▸ What you need to do:
Reproduce the listing word for word. Skip any image.
────
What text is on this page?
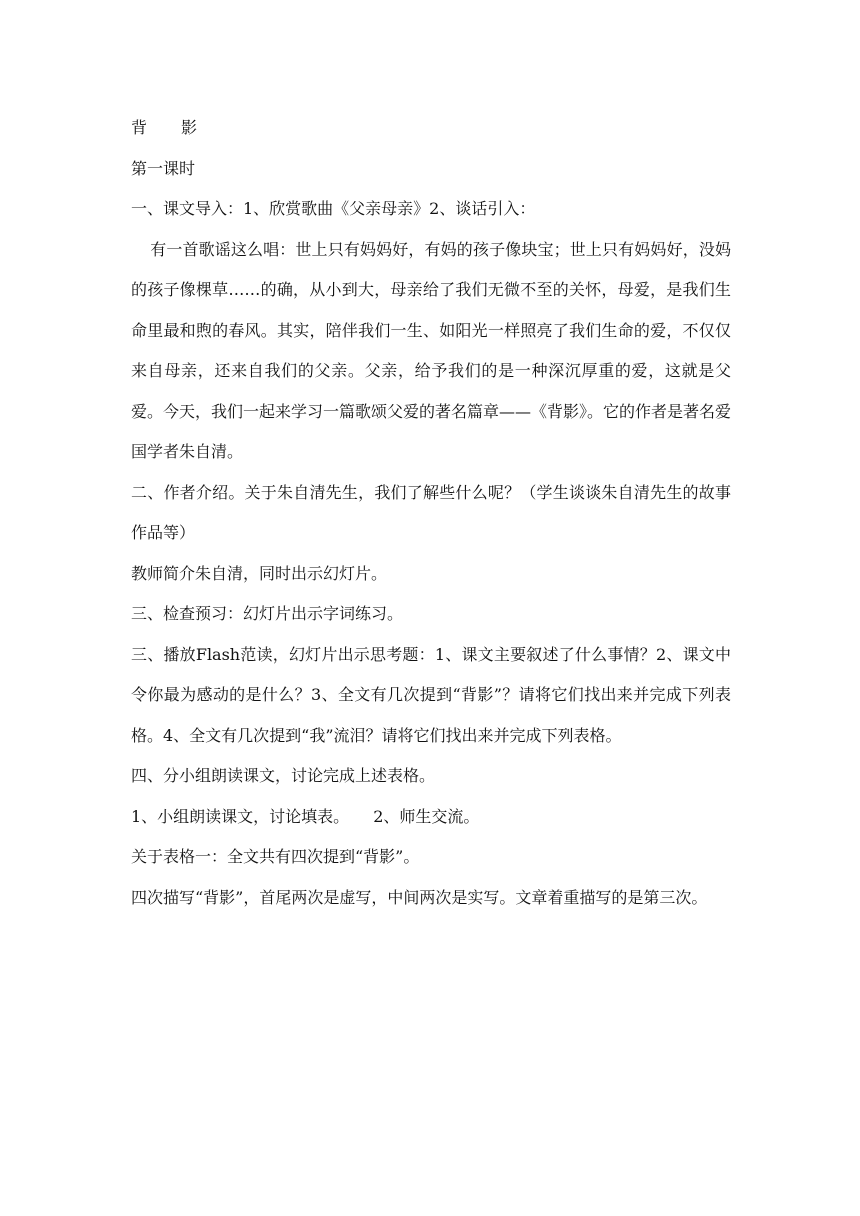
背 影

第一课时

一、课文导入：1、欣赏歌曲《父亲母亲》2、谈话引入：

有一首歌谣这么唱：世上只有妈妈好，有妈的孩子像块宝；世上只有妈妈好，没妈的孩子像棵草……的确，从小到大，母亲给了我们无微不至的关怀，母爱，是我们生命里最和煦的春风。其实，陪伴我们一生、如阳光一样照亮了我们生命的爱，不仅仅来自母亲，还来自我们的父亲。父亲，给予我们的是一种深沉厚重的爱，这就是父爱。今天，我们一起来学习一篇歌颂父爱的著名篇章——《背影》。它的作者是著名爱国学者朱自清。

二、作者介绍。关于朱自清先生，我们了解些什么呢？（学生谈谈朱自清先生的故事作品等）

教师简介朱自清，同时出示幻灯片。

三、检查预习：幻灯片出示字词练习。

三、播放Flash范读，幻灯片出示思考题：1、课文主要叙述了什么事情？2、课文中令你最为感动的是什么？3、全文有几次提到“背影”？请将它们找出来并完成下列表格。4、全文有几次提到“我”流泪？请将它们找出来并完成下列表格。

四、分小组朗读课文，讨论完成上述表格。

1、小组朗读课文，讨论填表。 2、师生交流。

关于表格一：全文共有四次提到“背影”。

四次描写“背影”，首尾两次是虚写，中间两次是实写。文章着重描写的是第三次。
────
▸ Complete response:
What text is on this page?
背 影

第一课时

一、课文导入：1、欣赏歌曲《父亲母亲》2、谈话引入：

有一首歌谣这么唱：世上只有妈妈好，有妈的孩子像块宝；世上只有妈妈好，没妈的孩子像棵草……的确，从小到大，母亲给了我们无微不至的关怀，母爱，是我们生命里最和煦的春风。其实，陪伴我们一生、如阳光一样照亮了我们生命的爱，不仅仅来自母亲，还来自我们的父亲。父亲，给予我们的是一种深沉厚重的爱，这就是父爱。今天，我们一起来学习一篇歌颂父爱的著名篇章——《背影》。它的作者是著名爱国学者朱自清。

二、作者介绍。关于朱自清先生，我们了解些什么呢？（学生谈谈朱自清先生的故事作品等）

教师简介朱自清，同时出示幻灯片。

三、检查预习：幻灯片出示字词练习。

三、播放Flash范读，幻灯片出示思考题：1、课文主要叙述了什么事情？2、课文中令你最为感动的是什么？3、全文有几次提到“背影”？请将它们找出来并完成下列表格。4、全文有几次提到“我”流泪？请将它们找出来并完成下列表格。

四、分小组朗读课文，讨论完成上述表格。

1、小组朗读课文，讨论填表。 2、师生交流。

关于表格一：全文共有四次提到“背影”。

四次描写“背影”，首尾两次是虚写，中间两次是实写。文章着重描写的是第三次。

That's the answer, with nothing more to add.